*Do this*
Wherever a line holds the string "justice", copy that line.

++++++

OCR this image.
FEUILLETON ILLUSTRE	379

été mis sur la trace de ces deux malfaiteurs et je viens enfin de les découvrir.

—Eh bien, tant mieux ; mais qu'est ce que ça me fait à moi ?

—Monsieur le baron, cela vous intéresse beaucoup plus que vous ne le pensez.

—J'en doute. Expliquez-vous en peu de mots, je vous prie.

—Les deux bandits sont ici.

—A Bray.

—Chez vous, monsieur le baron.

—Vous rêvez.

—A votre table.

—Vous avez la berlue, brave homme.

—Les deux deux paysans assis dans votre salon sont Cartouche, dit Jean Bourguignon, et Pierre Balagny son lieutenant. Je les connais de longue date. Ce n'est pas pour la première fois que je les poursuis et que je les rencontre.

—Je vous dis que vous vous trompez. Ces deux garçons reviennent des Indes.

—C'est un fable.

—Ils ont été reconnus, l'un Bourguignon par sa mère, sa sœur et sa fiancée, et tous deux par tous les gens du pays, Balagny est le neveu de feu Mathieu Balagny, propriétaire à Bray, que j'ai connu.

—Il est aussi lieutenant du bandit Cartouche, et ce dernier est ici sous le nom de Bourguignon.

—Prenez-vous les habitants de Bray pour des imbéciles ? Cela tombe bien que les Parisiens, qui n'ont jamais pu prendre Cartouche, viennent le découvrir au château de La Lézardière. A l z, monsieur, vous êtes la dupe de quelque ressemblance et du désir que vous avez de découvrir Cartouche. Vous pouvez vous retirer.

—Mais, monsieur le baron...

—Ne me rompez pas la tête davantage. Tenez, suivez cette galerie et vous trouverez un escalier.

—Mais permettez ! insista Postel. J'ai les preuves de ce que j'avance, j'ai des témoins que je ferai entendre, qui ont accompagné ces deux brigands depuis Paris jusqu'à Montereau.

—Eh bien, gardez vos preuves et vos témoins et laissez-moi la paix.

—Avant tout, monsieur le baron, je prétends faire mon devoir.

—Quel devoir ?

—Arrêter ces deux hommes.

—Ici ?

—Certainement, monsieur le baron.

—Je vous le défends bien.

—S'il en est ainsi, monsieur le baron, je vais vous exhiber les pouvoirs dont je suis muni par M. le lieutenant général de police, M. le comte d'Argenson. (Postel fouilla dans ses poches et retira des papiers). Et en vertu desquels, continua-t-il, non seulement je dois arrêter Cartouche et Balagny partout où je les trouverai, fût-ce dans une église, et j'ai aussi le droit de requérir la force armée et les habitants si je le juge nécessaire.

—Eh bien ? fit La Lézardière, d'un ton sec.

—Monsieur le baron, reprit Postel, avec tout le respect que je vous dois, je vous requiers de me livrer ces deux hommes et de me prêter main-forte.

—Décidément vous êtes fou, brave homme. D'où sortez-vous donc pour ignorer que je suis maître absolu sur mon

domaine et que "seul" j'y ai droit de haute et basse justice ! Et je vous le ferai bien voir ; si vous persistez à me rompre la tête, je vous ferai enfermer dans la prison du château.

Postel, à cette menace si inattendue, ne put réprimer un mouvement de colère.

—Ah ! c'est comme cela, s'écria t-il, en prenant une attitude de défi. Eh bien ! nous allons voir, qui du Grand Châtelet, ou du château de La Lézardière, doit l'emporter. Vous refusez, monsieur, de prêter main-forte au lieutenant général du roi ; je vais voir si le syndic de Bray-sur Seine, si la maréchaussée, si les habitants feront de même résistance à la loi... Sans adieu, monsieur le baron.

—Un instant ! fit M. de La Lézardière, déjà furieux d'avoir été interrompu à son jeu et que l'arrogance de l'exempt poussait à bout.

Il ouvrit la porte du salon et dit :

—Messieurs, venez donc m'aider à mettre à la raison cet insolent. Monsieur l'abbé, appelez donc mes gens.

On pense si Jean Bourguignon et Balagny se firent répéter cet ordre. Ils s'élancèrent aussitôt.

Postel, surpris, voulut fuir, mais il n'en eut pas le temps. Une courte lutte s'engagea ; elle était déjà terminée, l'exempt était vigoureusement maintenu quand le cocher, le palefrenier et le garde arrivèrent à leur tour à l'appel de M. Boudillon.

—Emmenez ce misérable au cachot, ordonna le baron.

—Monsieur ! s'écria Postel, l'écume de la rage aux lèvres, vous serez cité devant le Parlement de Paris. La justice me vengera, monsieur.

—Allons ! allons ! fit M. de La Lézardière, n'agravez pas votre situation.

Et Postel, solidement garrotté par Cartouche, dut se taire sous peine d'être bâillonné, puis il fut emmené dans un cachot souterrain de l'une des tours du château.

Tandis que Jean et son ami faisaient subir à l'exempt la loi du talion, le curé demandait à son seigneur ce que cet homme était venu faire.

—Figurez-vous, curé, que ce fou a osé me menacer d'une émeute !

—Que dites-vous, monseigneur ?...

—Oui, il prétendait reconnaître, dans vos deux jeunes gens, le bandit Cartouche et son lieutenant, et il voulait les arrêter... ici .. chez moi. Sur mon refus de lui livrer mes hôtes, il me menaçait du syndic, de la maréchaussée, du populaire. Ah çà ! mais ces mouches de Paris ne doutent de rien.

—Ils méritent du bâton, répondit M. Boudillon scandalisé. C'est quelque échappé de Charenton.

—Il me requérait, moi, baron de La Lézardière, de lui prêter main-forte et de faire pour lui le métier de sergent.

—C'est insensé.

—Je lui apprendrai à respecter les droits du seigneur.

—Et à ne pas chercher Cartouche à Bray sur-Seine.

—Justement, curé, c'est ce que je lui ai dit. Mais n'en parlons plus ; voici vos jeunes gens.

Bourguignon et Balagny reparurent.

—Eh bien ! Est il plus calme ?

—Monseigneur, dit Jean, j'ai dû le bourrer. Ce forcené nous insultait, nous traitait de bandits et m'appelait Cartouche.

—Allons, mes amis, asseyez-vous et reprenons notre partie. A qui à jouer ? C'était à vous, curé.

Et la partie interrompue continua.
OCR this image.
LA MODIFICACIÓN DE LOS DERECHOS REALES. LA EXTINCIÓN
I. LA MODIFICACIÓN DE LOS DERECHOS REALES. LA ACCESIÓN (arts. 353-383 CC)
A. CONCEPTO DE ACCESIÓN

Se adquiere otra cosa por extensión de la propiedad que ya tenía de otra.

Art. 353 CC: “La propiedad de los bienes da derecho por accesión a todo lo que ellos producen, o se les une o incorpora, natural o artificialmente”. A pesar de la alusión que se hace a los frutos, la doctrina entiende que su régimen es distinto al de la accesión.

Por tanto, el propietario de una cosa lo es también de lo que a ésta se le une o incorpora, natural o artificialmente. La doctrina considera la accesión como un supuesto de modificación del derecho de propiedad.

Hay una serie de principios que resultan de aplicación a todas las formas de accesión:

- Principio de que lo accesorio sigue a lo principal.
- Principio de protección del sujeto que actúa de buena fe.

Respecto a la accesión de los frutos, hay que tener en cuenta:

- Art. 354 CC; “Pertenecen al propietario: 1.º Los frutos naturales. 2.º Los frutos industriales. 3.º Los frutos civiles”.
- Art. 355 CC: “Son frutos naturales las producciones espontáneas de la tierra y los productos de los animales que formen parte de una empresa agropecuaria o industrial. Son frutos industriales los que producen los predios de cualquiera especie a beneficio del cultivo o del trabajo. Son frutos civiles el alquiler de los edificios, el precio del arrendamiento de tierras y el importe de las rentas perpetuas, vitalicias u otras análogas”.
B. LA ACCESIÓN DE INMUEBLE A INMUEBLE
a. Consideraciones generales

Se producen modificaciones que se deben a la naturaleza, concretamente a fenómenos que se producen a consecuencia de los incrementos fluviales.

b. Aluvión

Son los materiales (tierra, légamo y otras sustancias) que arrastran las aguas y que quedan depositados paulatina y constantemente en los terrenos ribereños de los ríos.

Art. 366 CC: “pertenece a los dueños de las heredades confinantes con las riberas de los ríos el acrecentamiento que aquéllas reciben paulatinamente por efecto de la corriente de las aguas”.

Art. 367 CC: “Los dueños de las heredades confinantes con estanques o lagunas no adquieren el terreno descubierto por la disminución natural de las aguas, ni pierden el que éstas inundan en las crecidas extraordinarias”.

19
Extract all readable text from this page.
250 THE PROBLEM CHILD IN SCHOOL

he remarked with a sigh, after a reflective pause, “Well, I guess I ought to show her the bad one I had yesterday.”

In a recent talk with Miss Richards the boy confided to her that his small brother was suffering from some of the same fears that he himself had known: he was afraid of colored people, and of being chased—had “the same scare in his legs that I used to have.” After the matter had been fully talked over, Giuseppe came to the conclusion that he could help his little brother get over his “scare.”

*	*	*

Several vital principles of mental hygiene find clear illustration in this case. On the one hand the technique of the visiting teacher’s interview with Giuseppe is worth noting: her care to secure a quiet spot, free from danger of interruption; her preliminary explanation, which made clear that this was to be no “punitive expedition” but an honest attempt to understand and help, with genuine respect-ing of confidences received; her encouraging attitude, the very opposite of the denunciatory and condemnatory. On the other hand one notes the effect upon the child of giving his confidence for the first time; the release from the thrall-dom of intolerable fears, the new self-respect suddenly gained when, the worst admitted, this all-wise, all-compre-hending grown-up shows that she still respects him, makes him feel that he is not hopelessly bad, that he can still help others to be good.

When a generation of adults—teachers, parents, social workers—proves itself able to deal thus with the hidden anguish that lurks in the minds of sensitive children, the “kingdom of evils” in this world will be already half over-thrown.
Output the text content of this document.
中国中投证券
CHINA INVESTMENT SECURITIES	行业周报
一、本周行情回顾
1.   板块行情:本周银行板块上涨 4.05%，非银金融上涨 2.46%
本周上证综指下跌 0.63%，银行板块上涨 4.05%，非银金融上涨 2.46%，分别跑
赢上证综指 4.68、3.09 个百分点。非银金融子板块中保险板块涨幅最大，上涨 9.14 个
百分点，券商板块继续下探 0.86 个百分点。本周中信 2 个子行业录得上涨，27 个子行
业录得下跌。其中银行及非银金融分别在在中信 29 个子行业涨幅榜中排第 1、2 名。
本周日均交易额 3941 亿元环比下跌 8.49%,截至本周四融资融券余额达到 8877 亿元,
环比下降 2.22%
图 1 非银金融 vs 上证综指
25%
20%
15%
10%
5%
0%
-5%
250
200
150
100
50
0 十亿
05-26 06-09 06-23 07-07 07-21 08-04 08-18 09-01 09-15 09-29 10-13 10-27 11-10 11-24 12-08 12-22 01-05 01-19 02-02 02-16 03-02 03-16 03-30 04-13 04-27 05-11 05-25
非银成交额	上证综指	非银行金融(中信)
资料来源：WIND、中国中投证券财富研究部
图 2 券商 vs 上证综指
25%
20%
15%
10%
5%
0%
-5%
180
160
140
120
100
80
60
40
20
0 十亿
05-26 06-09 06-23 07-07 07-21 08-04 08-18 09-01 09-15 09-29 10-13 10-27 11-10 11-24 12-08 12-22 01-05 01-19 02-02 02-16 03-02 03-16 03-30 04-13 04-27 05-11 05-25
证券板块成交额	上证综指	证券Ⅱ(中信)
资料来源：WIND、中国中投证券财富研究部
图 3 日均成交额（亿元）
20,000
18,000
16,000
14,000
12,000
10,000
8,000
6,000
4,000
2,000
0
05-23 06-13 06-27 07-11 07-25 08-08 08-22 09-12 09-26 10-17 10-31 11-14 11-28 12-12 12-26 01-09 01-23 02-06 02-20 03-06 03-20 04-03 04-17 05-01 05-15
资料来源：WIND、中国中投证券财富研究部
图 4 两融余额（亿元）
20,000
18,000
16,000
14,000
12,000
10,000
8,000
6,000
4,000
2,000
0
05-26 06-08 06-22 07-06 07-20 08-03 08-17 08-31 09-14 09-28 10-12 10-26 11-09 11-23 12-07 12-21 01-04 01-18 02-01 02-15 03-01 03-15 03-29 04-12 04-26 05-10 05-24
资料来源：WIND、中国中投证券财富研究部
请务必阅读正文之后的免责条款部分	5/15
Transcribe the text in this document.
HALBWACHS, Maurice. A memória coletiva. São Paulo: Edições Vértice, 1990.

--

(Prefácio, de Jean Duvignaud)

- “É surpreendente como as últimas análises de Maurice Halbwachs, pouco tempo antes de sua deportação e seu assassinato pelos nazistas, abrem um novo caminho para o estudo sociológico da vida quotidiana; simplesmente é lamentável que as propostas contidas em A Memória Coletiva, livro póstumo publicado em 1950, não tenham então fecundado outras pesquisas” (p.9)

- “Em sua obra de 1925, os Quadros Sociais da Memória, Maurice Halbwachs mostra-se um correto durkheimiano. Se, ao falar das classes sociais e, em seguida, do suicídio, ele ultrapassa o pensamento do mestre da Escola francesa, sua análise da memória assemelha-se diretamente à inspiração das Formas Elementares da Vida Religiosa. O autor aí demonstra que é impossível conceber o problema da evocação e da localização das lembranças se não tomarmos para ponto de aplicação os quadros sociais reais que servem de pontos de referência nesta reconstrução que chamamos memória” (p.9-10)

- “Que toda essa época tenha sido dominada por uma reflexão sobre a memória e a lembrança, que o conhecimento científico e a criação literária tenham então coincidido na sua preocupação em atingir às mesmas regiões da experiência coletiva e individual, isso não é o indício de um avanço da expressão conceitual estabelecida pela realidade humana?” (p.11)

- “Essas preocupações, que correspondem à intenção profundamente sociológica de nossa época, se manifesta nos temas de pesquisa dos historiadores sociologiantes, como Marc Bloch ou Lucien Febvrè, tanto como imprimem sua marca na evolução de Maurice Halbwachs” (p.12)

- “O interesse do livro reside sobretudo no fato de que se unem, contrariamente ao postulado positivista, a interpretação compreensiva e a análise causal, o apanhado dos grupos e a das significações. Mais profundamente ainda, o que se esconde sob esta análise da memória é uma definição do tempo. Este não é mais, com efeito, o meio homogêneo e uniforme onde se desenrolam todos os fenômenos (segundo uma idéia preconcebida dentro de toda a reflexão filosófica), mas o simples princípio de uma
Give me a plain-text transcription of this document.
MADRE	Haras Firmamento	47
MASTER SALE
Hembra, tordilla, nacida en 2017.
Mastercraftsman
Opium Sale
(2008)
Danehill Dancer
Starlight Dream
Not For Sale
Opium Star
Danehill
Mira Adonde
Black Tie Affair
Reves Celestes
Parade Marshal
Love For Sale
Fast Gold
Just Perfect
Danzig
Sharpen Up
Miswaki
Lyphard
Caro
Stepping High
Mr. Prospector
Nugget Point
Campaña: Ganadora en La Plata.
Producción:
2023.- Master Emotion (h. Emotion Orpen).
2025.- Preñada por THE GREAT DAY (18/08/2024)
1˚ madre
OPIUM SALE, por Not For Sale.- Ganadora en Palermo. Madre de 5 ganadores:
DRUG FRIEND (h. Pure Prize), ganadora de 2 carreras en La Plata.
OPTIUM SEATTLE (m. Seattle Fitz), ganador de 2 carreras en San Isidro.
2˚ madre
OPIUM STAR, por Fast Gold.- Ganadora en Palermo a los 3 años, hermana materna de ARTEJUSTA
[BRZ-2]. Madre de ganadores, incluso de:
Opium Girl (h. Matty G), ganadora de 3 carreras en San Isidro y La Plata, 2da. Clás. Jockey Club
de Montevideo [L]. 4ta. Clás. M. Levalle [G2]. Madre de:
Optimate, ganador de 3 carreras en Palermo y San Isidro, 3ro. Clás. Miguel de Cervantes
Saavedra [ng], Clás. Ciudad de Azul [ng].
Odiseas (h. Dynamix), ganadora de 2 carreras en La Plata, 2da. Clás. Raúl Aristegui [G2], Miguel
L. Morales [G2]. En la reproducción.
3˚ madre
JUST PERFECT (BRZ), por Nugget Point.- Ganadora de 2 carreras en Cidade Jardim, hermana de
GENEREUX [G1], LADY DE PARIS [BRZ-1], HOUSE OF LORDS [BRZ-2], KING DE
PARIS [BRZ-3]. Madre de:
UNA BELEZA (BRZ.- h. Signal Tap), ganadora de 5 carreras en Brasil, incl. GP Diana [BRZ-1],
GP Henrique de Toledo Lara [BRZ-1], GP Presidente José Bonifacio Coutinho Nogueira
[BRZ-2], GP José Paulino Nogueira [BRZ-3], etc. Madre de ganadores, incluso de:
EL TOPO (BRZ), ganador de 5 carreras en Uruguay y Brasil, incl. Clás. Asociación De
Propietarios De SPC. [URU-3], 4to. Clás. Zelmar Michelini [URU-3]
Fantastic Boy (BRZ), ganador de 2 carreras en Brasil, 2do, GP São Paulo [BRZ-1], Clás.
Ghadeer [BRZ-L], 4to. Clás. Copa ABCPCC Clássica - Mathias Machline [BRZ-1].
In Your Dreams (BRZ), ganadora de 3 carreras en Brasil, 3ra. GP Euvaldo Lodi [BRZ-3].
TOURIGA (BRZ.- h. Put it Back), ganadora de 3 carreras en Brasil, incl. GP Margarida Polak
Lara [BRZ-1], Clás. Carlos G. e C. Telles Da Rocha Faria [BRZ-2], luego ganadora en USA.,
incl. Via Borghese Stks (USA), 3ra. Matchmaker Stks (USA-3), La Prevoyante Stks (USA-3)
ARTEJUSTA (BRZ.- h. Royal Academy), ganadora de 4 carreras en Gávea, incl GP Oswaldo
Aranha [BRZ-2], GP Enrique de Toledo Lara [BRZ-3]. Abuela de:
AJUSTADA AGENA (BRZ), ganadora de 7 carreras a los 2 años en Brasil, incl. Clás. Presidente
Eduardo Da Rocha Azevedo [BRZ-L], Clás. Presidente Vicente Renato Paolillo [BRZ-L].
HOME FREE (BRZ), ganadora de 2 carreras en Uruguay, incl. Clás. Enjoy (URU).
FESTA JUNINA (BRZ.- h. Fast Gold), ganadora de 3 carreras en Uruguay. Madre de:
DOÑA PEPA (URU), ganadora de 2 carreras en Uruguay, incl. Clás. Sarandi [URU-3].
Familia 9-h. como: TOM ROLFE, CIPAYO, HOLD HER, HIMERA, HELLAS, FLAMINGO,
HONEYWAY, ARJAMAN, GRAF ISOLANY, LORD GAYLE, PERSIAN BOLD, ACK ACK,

++++++

*The completed task*
domaine et que "seul" j'y ai droit de haute et basse justice ! Et je vous le ferai bien voir ; si vous persistez à me rompre la tête, je vous ferai enfermer dans la prison du château.
—Monsieur ! s'écria Postel, l'écume de la rage aux lèvres, vous serez cité devant le Parlement de Paris. La justice me vengera, monsieur.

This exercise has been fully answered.